> **Required task 1**: In the article on Netanyahu's emigration plea, which organization does Rabbi Menachem Margolin head?
> **Required task 2**: Name every person the article on Netanyahu's emigration plea identifies by name.

> **Extract**:

===

Benjamin Netanyahu Rebuked by Rabbi for French Emigration Plea
(Reuters) — Israeli Prime Minister Benjamin Netanyahu managed to ruffle a few feathers while taking part in the “Charlie Hebdo” rally in Paris on Sunday, an event his office initially said he would not be attending for security reasons.
Perhaps most awkward was his invitation to French Jews – alarmed by the Paris attacks and the killing of four people at a kosher supermarket – to migrate to Israel if they wanted, leaving French Prime Minister Manuel Valls scrambling to reassure the community it was safe and an integral part of France.
Rabbi Menachem Margolin, the head of the European Jewish Association, was particularly stern, saying Aliyah – the process of Jews migrating to Israel – was not the answer to everything, even if it was an important policy for the state of Israel.
“Anyone familiar with the European reality knows that a call to Aliyah is not the solution for anti-Semitic terror,” he said.

===

> **Entries provided**:
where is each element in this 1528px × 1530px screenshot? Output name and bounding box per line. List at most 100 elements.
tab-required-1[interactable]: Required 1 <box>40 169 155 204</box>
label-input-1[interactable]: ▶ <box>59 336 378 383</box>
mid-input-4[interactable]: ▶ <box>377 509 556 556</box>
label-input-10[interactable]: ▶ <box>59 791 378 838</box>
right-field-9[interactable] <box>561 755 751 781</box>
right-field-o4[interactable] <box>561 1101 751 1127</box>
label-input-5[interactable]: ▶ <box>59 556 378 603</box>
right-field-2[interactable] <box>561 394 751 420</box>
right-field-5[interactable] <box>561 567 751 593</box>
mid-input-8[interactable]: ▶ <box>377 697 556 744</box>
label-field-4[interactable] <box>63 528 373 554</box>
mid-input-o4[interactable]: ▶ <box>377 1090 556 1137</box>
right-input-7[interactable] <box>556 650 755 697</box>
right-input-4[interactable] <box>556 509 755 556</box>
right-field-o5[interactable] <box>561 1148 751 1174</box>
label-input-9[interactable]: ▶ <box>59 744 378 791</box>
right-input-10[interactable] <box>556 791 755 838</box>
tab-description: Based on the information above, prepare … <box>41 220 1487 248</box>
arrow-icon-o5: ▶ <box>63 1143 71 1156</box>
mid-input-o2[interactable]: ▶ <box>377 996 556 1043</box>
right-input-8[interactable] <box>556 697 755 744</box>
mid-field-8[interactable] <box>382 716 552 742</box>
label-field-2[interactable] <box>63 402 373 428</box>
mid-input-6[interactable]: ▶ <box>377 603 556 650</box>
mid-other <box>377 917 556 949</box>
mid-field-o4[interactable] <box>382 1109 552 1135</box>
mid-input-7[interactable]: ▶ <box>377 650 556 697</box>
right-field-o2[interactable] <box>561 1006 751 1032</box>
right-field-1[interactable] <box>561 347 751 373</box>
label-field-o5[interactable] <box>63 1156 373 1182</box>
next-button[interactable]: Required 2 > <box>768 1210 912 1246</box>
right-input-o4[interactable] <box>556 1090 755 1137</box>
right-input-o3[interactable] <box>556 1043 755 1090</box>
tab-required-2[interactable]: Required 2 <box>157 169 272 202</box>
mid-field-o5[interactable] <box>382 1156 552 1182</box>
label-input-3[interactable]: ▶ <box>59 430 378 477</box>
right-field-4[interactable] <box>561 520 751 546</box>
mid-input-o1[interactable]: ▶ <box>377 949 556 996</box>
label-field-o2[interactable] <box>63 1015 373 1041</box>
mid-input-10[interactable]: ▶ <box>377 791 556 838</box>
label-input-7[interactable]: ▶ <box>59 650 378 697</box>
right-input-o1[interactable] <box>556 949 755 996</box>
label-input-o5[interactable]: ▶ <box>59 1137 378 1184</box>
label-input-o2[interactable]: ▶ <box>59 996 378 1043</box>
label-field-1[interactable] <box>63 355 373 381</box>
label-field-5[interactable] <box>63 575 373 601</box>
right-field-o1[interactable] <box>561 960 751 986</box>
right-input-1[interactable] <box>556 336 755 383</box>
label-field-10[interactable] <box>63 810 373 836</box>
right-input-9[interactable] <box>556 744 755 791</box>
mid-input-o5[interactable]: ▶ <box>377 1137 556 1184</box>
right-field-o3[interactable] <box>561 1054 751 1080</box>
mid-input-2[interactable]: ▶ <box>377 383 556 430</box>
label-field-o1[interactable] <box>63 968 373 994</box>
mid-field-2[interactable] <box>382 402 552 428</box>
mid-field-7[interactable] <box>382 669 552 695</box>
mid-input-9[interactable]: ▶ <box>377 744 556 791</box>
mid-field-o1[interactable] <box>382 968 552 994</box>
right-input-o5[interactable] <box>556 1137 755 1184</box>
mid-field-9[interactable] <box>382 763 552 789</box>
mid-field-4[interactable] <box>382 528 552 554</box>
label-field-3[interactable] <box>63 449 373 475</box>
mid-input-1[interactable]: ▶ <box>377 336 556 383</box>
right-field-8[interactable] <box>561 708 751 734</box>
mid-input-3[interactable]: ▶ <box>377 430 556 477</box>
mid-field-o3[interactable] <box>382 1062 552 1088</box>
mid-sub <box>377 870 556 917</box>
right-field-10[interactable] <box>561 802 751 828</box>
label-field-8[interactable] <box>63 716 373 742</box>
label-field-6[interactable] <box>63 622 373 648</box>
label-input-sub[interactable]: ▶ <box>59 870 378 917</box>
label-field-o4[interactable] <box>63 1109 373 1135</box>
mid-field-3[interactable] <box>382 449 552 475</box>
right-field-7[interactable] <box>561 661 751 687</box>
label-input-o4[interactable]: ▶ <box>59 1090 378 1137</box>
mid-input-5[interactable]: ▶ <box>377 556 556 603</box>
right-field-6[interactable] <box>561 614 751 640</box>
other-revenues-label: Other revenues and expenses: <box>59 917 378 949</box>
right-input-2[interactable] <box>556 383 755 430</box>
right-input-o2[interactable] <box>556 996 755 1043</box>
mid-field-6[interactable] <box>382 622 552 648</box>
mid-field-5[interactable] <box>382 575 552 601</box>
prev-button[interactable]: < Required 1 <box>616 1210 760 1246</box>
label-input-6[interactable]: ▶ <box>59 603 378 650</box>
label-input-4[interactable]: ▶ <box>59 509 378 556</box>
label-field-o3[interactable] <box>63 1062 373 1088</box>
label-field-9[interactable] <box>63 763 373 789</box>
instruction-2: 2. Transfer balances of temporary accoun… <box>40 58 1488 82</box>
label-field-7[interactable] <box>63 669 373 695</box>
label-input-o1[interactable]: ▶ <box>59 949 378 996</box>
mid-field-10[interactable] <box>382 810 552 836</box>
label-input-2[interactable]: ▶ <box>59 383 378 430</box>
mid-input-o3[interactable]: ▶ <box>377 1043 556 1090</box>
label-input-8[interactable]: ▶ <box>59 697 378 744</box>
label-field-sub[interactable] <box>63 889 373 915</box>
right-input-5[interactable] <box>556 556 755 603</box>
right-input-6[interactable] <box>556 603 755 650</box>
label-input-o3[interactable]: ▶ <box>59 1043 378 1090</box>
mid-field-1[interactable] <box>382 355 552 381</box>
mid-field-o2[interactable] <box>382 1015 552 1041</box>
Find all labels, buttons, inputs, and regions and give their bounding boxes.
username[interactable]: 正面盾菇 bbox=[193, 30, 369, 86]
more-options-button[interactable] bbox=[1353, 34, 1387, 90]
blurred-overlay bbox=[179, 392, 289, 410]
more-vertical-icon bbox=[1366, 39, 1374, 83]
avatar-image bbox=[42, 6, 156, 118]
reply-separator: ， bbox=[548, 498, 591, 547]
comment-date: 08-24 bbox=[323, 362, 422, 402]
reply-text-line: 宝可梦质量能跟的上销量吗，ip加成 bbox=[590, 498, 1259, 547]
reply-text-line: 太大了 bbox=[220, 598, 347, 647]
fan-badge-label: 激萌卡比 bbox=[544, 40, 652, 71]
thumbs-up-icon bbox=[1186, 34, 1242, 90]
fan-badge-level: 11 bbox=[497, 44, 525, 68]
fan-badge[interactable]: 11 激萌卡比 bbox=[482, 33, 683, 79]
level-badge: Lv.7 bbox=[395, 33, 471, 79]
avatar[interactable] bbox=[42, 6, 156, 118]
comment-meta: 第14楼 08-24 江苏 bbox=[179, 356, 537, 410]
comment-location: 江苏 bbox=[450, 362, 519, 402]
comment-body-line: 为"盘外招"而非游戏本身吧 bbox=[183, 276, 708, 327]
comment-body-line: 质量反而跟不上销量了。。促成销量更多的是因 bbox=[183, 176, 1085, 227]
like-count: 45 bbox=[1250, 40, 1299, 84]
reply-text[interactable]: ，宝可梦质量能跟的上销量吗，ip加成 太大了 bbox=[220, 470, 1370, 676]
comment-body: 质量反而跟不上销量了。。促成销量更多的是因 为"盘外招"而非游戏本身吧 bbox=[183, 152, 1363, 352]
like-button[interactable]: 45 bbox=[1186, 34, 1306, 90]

===

> **Correct response 1**: The European Jewish Association.

> **Correct response 2**: Benjamin Netanyahu, Manuel Valls, Menachem Margolin